• Records to use:
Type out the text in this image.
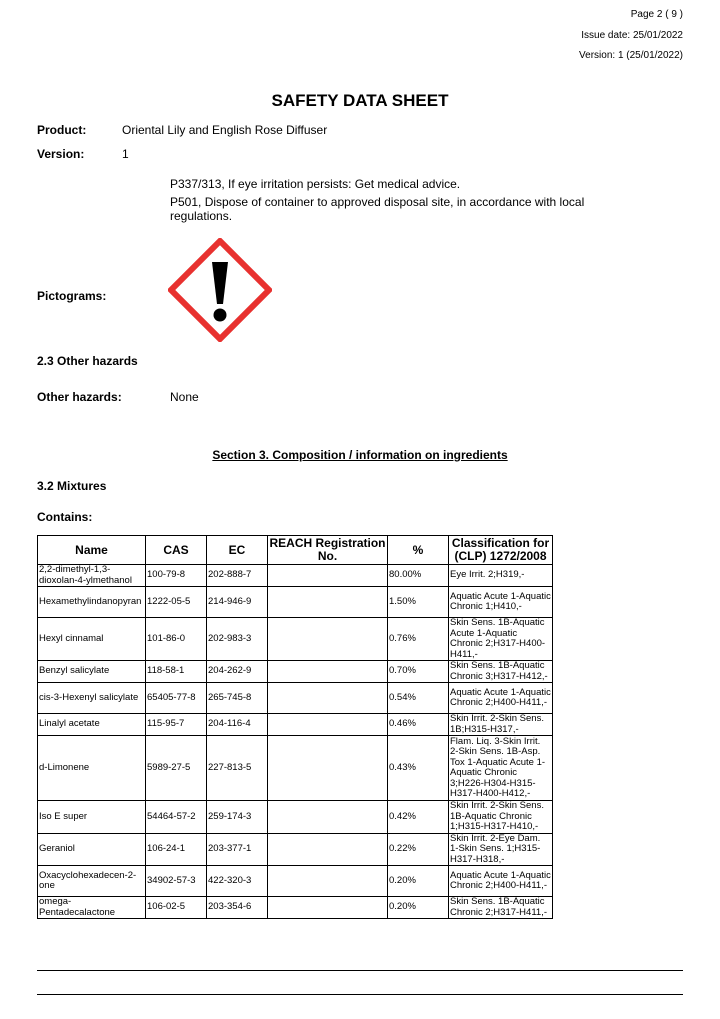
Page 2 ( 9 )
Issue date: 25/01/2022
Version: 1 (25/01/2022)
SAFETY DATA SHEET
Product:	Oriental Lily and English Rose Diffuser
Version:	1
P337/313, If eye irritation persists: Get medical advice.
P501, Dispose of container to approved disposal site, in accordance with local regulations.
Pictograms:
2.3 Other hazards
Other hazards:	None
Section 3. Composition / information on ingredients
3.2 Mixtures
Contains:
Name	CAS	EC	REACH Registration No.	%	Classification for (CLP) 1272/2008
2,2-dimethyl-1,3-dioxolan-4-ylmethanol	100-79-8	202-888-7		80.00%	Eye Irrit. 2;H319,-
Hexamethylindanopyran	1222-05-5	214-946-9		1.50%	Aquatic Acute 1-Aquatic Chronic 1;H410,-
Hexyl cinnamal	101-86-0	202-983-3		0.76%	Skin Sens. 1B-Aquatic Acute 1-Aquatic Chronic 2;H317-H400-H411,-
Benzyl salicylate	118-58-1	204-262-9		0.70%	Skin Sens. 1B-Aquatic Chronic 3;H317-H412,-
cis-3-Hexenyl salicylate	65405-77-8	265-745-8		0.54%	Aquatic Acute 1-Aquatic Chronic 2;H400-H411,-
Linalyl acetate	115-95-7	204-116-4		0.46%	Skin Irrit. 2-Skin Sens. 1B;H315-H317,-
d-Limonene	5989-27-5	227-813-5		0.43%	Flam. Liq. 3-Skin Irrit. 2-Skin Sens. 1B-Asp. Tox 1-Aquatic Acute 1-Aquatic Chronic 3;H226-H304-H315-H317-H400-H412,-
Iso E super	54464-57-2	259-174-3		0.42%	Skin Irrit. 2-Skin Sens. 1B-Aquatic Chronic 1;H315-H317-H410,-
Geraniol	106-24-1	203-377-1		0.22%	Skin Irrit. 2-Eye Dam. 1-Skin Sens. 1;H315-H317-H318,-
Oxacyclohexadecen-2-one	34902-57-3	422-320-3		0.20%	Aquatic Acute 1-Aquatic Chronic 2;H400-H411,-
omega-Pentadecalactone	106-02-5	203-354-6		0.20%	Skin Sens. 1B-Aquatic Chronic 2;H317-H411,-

• Task: What is the number of lines in the records that contain "Other"? Give that number only.

• Task output: 2